++++ Records for the task

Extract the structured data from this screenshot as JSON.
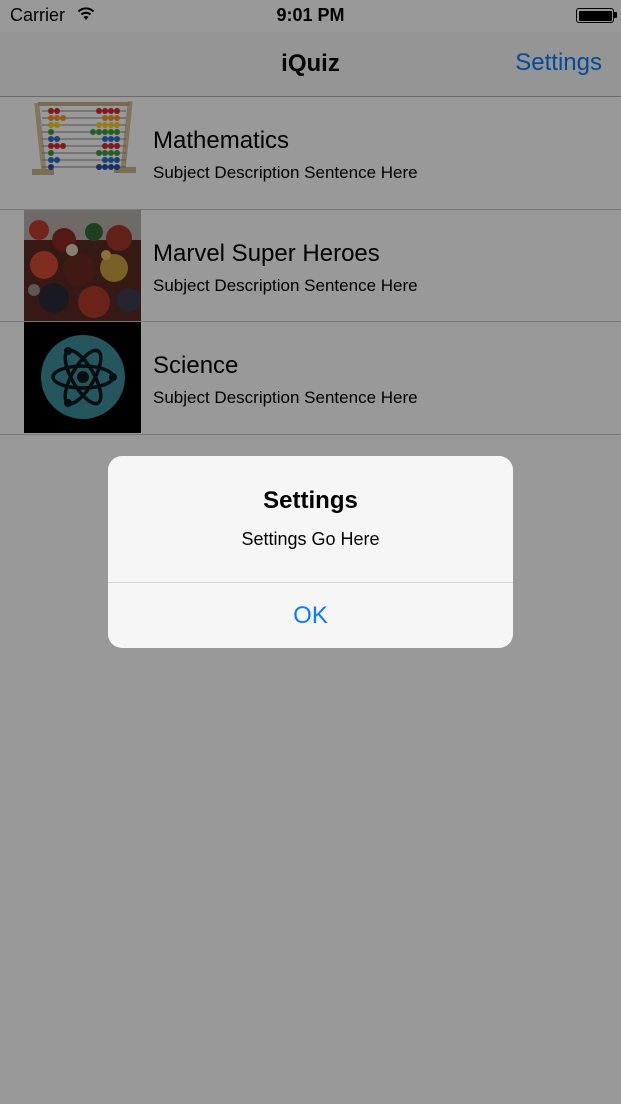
{
  "status_bar": {
    "carrier": "Carrier",
    "time": "9:01 PM"
  },
  "nav": {
    "title": "iQuiz",
    "settings_label": "Settings"
  },
  "subjects": [
    {
      "title": "Mathematics",
      "description": "Subject Description Sentence Here",
      "icon": "abacus-icon"
    },
    {
      "title": "Marvel Super Heroes",
      "description": "Subject Description Sentence Here",
      "icon": "marvel-heroes-image"
    },
    {
      "title": "Science",
      "description": "Subject Description Sentence Here",
      "icon": "atom-icon"
    }
  ],
  "alert": {
    "title": "Settings",
    "message": "Settings Go Here",
    "ok_label": "OK"
  },
  "colors": {
    "accent": "#0a7aff",
    "dim_overlay": "rgba(0,0,0,0.4)",
    "alert_bg": "#f6f6f6"
  }
}
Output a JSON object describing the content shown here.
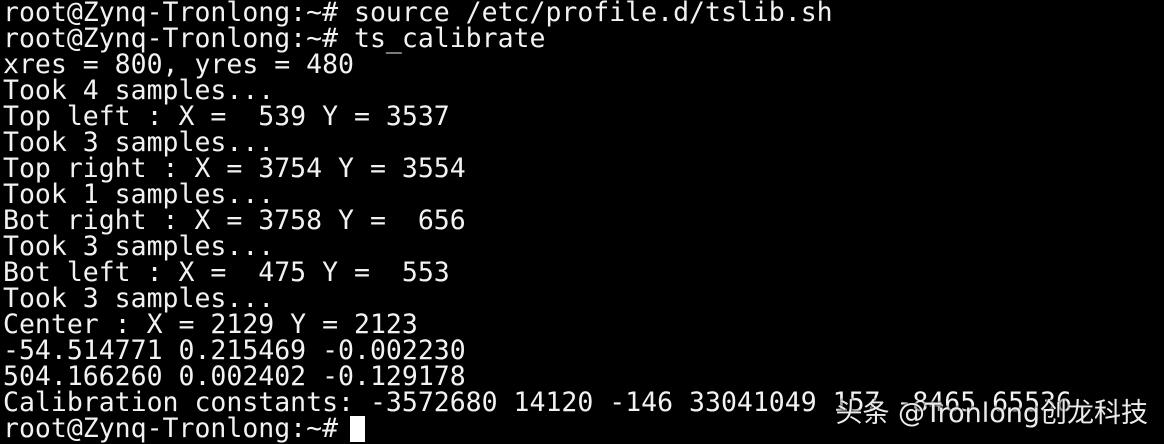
{
  "terminal": {
    "lines": [
      "root@Zynq-Tronlong:~# source /etc/profile.d/tslib.sh",
      "root@Zynq-Tronlong:~# ts_calibrate",
      "xres = 800, yres = 480",
      "Took 4 samples...",
      "Top left : X =  539 Y = 3537",
      "Took 3 samples...",
      "Top right : X = 3754 Y = 3554",
      "Took 1 samples...",
      "Bot right : X = 3758 Y =  656",
      "Took 3 samples...",
      "Bot left : X =  475 Y =  553",
      "Took 3 samples...",
      "Center : X = 2129 Y = 2123",
      "-54.514771 0.215469 -0.002230",
      "504.166260 0.002402 -0.129178",
      "Calibration constants: -3572680 14120 -146 33041049 157 -8465 65536"
    ],
    "prompt": "root@Zynq-Tronlong:~#"
  },
  "watermark": {
    "text": "头条 @Tronlong创龙科技"
  },
  "colors": {
    "background": "#000000",
    "foreground": "#f2f2f2",
    "cursor": "#ffffff"
  }
}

++++++++

▸ **Requirements**:
Output, exactly, all the records above; include no pictures.

▸ **The response**:
Extract the structured data from this screenshot as JSON.
{
  "status_bar": {
    "carrier": "Carrier",
    "time": "9:01 PM"
  },
  "nav": {
    "title": "iQuiz",
    "settings_label": "Settings"
  },
  "subjects": [
    {
      "title": "Mathematics",
      "description": "Subject Description Sentence Here",
      "icon": "abacus-icon"
    },
    {
      "title": "Marvel Super Heroes",
      "description": "Subject Description Sentence Here",
      "icon": "marvel-heroes-image"
    },
    {
      "title": "Science",
      "description": "Subject Description Sentence Here",
      "icon": "atom-icon"
    }
  ],
  "alert": {
    "title": "Settings",
    "message": "Settings Go Here",
    "ok_label": "OK"
  },
  "colors": {
    "accent": "#0a7aff",
    "dim_overlay": "rgba(0,0,0,0.4)",
    "alert_bg": "#f6f6f6"
  }
}
Output a JSON object describing the content shown here.
{
  "terminal": {
    "lines": [
      "root@Zynq-Tronlong:~# source /etc/profile.d/tslib.sh",
      "root@Zynq-Tronlong:~# ts_calibrate",
      "xres = 800, yres = 480",
      "Took 4 samples...",
      "Top left : X =  539 Y = 3537",
      "Took 3 samples...",
      "Top right : X = 3754 Y = 3554",
      "Took 1 samples...",
      "Bot right : X = 3758 Y =  656",
      "Took 3 samples...",
      "Bot left : X =  475 Y =  553",
      "Took 3 samples...",
      "Center : X = 2129 Y = 2123",
      "-54.514771 0.215469 -0.002230",
      "504.166260 0.002402 -0.129178",
      "Calibration constants: -3572680 14120 -146 33041049 157 -8465 65536"
    ],
    "prompt": "root@Zynq-Tronlong:~#"
  },
  "watermark": {
    "text": "头条 @Tronlong创龙科技"
  },
  "colors": {
    "background": "#000000",
    "foreground": "#f2f2f2",
    "cursor": "#ffffff"
  }
}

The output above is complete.